Directions: Copy the rows from the line with "annotation: J3 — [456, 183, 472, 200]" through the end of the rows, swapping "Interference" for "Jammer" and leaving everything else as it is.

Materials provided:

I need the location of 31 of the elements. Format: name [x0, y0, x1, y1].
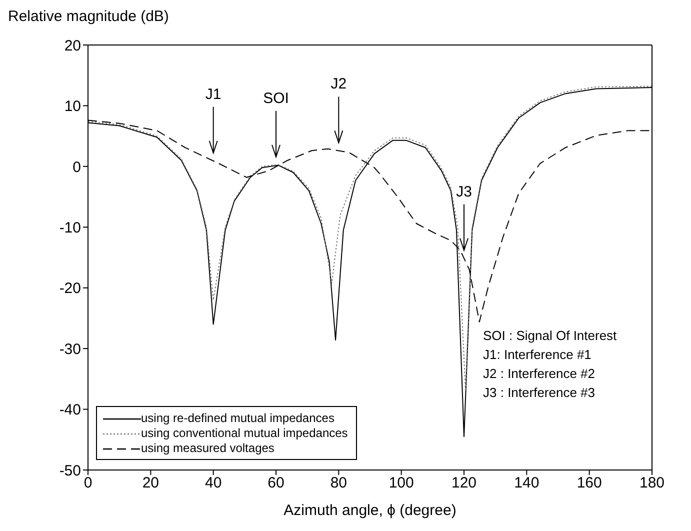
annotation: J3 — [456, 183, 472, 200]
annotation: J3 : Interference #3 — [483, 384, 596, 402]
x-tick-label: 0 — [84, 474, 92, 492]
annotation: J2 : Interference #2 — [483, 365, 596, 383]
x-tick-label: 120 — [451, 474, 477, 492]
x-tick-label: 20 — [142, 474, 160, 492]
y-tick-label: -10 — [59, 219, 81, 236]
legend-label: using re-defined mutual impedances — [141, 411, 334, 426]
annotation: J1: Interference #1 — [483, 346, 592, 364]
x-tick-label: 180 — [639, 474, 665, 492]
x-tick-label: 80 — [330, 474, 348, 492]
x-tick-label: 100 — [388, 474, 414, 492]
legend-label: using conventional mutual impedances — [141, 426, 348, 441]
annotation: J1 — [205, 86, 222, 103]
annotation: SOI : Signal Of Interest — [483, 327, 617, 345]
y-tick-label: -30 — [59, 340, 81, 358]
x-tick-label: 140 — [514, 474, 540, 492]
y-tick-label: -40 — [59, 402, 81, 419]
y-tick-label: -50 — [59, 462, 81, 480]
x-axis-title: Azimuth angle, ϕ (degree) — [284, 502, 456, 519]
x-tick-label: 160 — [576, 474, 602, 492]
x-tick-label: 60 — [268, 474, 284, 492]
y-axis-title: Relative magnitude (dB) — [8, 8, 169, 25]
y-tick-label: -20 — [59, 280, 81, 298]
legend-label: using measured voltages — [141, 441, 274, 456]
y-tick-label: 20 — [64, 37, 81, 54]
x-tick-label: 40 — [204, 474, 222, 492]
y-tick-label: 10 — [64, 98, 81, 116]
annotation: SOI — [263, 90, 289, 107]
y-tick-label: 0 — [72, 158, 81, 176]
annotation: J2 — [330, 76, 347, 93]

Solved exercise:
annotation: J3 — [456, 183, 472, 200]
annotation: J3 : Jammer #3 — [483, 384, 596, 402]
x-tick-label: 0 — [84, 474, 92, 492]
annotation: J2 : Jammer #2 — [483, 365, 596, 383]
x-tick-label: 120 — [451, 474, 477, 492]
x-tick-label: 20 — [142, 474, 160, 492]
y-tick-label: -10 — [59, 219, 81, 236]
legend-label: using re-defined mutual impedances — [141, 411, 334, 426]
annotation: J1: Jammer #1 — [483, 346, 592, 364]
x-tick-label: 180 — [639, 474, 665, 492]
x-tick-label: 80 — [330, 474, 348, 492]
x-tick-label: 100 — [388, 474, 414, 492]
legend-label: using conventional mutual impedances — [141, 426, 348, 441]
annotation: J1 — [205, 86, 222, 103]
annotation: SOI : Signal Of Interest — [483, 327, 617, 345]
y-tick-label: -30 — [59, 340, 81, 358]
x-tick-label: 140 — [514, 474, 540, 492]
y-tick-label: -40 — [59, 402, 81, 419]
y-tick-label: -50 — [59, 462, 81, 480]
x-axis-title: Azimuth angle, ϕ (degree) — [284, 502, 456, 519]
x-tick-label: 160 — [576, 474, 602, 492]
x-tick-label: 60 — [268, 474, 284, 492]
y-axis-title: Relative magnitude (dB) — [8, 8, 169, 25]
y-tick-label: -20 — [59, 280, 81, 298]
legend-label: using measured voltages — [141, 441, 274, 456]
y-tick-label: 20 — [64, 37, 81, 54]
x-tick-label: 40 — [204, 474, 222, 492]
y-tick-label: 10 — [64, 98, 81, 116]
annotation: SOI — [263, 90, 289, 107]
y-tick-label: 0 — [72, 158, 81, 176]
annotation: J2 — [330, 76, 347, 93]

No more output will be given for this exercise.